-- What is expected --
Find all the lines with "Total" and gather them.

-- Dataset entries --

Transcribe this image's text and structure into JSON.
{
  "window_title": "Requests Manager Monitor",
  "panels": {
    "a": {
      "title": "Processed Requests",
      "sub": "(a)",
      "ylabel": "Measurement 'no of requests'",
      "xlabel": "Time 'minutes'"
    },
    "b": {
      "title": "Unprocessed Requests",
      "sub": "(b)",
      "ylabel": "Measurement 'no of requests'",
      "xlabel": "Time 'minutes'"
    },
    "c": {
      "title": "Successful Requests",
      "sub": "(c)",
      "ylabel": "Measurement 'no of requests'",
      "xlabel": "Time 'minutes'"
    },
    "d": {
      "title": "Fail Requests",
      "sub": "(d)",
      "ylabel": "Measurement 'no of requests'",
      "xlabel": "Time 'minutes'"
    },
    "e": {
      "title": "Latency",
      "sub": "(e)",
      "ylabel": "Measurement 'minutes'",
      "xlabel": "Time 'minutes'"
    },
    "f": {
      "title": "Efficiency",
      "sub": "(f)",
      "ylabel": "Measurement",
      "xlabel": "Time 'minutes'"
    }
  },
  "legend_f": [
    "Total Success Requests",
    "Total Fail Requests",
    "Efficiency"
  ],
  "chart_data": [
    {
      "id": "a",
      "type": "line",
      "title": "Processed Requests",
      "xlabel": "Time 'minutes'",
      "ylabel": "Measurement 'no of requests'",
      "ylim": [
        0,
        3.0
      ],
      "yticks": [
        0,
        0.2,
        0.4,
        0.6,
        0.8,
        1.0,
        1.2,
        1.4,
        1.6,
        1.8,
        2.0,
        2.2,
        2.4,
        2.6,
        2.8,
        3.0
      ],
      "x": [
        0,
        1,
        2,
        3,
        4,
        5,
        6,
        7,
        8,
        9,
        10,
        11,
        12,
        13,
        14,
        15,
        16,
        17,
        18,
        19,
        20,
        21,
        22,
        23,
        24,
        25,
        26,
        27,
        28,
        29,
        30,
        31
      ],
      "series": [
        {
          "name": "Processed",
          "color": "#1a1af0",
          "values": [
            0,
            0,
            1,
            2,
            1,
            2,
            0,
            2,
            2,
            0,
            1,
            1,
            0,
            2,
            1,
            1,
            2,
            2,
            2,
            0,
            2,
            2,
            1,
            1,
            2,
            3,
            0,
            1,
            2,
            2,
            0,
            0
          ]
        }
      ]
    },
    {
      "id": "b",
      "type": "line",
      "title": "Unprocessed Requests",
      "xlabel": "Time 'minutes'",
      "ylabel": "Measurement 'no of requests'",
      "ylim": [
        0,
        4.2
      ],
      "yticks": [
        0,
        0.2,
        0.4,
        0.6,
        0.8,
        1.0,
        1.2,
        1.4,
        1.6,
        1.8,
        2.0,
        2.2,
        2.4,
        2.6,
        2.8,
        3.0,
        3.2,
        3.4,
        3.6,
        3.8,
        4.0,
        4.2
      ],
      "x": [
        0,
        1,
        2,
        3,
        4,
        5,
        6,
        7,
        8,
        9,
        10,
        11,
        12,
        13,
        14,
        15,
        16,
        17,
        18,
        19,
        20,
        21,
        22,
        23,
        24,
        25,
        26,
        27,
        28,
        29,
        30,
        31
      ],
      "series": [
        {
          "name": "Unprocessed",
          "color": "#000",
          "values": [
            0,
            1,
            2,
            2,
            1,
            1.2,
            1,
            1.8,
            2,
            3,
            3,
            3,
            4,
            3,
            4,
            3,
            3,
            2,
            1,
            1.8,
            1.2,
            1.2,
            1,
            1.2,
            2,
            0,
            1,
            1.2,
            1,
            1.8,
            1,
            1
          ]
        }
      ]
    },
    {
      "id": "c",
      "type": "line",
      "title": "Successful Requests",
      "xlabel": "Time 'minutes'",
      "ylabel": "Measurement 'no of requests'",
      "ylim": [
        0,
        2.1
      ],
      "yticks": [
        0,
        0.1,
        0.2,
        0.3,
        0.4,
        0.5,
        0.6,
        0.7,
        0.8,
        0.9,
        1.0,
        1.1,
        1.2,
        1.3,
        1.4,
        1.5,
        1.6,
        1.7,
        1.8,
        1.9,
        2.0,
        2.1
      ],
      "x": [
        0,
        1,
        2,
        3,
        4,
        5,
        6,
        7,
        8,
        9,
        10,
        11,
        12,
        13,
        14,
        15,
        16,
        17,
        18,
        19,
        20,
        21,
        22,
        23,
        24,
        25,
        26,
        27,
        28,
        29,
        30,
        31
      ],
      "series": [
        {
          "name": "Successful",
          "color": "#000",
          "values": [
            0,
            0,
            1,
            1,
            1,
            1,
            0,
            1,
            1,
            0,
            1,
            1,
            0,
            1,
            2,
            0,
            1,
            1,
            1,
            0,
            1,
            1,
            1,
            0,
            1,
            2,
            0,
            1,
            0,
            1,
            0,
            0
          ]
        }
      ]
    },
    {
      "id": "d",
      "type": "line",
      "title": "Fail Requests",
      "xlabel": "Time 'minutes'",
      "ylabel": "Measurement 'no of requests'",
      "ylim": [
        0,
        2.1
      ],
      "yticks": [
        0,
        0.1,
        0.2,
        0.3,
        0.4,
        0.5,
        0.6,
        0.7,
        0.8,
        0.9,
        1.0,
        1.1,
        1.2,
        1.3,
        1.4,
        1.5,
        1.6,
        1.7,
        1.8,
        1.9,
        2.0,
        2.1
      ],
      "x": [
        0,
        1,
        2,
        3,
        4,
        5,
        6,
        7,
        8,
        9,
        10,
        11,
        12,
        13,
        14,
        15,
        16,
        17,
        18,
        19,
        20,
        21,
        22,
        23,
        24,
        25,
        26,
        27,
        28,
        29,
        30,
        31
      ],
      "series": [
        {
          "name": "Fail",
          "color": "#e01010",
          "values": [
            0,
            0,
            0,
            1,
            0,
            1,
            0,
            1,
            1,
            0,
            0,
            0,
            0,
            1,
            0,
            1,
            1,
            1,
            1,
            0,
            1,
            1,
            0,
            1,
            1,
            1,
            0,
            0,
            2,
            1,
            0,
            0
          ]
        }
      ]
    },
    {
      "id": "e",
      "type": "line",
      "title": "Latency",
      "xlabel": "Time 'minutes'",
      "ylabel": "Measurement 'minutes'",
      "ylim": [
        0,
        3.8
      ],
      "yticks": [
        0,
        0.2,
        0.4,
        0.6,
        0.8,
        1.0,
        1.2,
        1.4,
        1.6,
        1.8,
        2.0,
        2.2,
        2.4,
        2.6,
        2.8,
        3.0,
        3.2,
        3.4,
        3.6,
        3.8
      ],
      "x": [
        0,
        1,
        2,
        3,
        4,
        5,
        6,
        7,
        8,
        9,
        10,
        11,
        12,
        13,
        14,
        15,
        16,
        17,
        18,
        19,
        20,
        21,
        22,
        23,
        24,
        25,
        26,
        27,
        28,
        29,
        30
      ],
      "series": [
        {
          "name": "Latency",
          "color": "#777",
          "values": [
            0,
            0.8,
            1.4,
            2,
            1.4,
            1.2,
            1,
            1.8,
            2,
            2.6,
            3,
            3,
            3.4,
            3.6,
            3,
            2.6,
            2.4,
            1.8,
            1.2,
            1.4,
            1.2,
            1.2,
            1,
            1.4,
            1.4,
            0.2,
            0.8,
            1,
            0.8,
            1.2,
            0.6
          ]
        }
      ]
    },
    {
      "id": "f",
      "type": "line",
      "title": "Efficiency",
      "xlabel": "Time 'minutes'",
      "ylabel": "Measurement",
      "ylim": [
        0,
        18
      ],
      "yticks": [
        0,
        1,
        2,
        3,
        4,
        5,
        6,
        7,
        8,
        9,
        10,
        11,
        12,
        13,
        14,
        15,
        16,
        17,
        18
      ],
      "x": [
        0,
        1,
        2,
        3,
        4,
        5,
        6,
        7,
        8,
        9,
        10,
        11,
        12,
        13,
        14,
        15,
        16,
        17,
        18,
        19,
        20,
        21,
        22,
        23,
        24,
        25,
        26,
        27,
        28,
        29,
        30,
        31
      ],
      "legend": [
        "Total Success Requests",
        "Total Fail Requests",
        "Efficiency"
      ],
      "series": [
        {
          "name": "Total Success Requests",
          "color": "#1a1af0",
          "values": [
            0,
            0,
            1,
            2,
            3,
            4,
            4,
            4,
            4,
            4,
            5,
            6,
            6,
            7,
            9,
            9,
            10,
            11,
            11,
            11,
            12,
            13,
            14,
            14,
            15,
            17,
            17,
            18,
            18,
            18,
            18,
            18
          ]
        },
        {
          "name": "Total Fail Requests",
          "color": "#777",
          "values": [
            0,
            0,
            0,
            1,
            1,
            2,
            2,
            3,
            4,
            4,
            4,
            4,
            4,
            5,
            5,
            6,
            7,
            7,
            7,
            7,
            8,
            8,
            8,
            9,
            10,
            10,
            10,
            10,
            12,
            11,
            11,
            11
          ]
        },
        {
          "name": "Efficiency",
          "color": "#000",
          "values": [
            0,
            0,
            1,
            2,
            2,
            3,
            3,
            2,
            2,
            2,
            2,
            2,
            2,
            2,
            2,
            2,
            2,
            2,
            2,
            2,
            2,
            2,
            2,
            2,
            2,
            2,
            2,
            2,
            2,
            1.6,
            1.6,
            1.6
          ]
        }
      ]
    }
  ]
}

-- Result --
    "Total Success Requests",
    "Total Fail Requests",
        "Total Success Requests",
        "Total Fail Requests",
          "name": "Total Success Requests",
          "name": "Total Fail Requests",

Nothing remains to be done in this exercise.